→ Required task: Check the listing below line by line and report how many lines hold "imprimable", with no other words.

→ Stored items:
_ _ _
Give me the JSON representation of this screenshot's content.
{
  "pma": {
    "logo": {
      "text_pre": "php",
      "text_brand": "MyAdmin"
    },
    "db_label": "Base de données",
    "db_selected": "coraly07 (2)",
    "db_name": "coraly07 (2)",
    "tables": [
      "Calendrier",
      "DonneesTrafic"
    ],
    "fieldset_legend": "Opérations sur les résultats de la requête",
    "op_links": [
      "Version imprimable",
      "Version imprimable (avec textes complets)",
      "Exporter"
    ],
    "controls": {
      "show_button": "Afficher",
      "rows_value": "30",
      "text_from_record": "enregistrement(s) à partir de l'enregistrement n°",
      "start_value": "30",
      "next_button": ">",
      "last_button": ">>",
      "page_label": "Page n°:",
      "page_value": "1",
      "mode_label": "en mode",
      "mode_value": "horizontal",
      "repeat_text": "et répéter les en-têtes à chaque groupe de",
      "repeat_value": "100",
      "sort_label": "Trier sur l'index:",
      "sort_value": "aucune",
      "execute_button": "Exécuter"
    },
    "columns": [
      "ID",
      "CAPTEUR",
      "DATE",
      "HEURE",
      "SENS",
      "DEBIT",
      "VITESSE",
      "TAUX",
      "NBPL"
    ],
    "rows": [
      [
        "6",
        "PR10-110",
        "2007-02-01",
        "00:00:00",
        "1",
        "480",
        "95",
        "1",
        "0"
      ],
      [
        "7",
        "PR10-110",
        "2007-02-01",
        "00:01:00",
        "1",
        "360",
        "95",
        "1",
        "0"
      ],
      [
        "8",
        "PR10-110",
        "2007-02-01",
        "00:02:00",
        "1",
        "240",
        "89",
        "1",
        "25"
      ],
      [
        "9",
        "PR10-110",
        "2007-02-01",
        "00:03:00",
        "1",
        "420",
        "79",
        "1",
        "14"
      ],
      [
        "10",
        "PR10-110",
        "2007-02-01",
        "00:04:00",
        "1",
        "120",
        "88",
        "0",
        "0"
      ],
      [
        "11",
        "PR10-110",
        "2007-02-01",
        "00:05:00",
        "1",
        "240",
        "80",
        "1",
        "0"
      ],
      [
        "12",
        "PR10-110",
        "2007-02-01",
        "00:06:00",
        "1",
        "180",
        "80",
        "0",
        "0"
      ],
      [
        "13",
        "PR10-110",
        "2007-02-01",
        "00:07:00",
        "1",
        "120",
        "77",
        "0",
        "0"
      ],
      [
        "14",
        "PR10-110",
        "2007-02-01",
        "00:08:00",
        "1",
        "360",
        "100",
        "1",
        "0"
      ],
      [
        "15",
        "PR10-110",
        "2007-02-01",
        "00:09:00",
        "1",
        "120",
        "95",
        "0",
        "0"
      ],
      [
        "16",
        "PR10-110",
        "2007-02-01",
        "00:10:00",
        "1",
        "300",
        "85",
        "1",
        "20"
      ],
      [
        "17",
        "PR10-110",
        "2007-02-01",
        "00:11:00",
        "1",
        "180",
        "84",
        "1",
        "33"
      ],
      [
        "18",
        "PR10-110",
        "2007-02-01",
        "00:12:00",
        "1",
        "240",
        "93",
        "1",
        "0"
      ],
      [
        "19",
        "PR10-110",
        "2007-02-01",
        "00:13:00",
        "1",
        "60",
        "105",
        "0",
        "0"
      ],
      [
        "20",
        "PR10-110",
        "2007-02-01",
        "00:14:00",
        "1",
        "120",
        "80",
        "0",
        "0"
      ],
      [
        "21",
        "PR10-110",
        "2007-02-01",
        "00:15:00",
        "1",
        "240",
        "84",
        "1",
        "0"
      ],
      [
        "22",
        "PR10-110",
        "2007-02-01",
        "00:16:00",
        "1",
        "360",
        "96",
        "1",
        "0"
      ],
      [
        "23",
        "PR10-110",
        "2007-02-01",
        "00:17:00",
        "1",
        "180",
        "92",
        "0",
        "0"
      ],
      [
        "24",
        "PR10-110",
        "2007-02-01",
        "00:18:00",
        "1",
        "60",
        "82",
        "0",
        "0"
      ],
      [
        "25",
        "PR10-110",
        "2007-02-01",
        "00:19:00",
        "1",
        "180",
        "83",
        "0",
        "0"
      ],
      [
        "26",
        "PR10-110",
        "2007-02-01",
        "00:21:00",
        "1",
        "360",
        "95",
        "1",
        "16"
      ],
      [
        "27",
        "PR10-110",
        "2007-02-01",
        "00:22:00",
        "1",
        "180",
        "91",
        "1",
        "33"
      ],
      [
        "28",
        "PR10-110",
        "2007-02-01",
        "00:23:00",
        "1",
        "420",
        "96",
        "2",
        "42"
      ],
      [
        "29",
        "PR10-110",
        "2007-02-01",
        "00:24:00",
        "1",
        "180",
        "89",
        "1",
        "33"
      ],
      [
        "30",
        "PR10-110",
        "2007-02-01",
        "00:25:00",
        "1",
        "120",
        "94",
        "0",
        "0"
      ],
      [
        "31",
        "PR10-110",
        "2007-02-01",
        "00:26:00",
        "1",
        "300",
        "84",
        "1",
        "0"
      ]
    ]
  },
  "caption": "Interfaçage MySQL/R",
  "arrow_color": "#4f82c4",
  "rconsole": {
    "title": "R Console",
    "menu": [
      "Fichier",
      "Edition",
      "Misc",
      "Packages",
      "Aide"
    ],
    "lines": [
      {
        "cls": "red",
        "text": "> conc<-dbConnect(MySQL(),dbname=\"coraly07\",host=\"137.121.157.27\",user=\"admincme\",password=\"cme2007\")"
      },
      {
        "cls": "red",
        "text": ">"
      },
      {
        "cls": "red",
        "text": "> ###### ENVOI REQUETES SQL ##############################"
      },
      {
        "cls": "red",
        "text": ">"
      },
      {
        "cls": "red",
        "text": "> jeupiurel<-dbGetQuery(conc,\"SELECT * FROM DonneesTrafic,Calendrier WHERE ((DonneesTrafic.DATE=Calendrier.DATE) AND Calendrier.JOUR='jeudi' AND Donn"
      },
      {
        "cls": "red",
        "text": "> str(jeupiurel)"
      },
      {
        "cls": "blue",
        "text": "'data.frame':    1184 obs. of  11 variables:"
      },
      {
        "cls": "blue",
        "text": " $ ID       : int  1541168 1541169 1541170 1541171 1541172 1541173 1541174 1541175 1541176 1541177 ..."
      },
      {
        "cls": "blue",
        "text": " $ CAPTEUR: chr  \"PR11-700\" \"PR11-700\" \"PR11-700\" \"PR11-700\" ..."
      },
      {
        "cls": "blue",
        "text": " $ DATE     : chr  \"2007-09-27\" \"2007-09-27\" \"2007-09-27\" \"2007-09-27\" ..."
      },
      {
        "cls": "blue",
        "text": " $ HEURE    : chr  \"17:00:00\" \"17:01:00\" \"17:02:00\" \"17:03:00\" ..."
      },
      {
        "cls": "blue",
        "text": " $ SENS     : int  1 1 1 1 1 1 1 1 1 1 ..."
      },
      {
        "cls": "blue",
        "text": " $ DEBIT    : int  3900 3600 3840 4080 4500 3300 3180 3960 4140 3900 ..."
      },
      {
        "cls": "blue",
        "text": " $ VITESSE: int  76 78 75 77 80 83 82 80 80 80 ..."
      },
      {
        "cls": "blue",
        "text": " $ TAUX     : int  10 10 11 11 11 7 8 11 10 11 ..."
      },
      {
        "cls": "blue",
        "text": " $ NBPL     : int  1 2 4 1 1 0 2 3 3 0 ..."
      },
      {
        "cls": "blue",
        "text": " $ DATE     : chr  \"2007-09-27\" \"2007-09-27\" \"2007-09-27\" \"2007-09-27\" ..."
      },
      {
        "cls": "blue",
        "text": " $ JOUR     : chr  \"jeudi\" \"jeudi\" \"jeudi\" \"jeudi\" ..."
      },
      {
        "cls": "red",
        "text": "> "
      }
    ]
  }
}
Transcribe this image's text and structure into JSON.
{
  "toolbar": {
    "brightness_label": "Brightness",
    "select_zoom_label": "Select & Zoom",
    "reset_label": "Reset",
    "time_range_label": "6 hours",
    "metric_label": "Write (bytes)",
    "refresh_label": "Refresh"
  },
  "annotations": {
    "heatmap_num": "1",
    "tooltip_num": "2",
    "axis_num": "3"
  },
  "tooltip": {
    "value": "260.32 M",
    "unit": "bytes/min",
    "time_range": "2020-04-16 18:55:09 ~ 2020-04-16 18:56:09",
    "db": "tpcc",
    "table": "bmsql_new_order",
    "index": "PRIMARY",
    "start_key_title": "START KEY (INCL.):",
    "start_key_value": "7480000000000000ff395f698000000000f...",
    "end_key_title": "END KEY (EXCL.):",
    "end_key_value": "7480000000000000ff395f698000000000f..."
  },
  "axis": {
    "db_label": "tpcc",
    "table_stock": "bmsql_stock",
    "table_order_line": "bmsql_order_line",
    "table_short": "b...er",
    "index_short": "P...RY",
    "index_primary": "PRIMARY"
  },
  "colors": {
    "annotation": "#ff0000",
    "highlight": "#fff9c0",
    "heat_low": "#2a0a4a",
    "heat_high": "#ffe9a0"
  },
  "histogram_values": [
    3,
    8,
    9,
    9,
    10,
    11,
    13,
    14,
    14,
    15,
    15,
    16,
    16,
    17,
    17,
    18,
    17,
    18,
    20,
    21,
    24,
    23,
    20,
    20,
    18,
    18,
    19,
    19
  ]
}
_ _ _
→ Written response: 2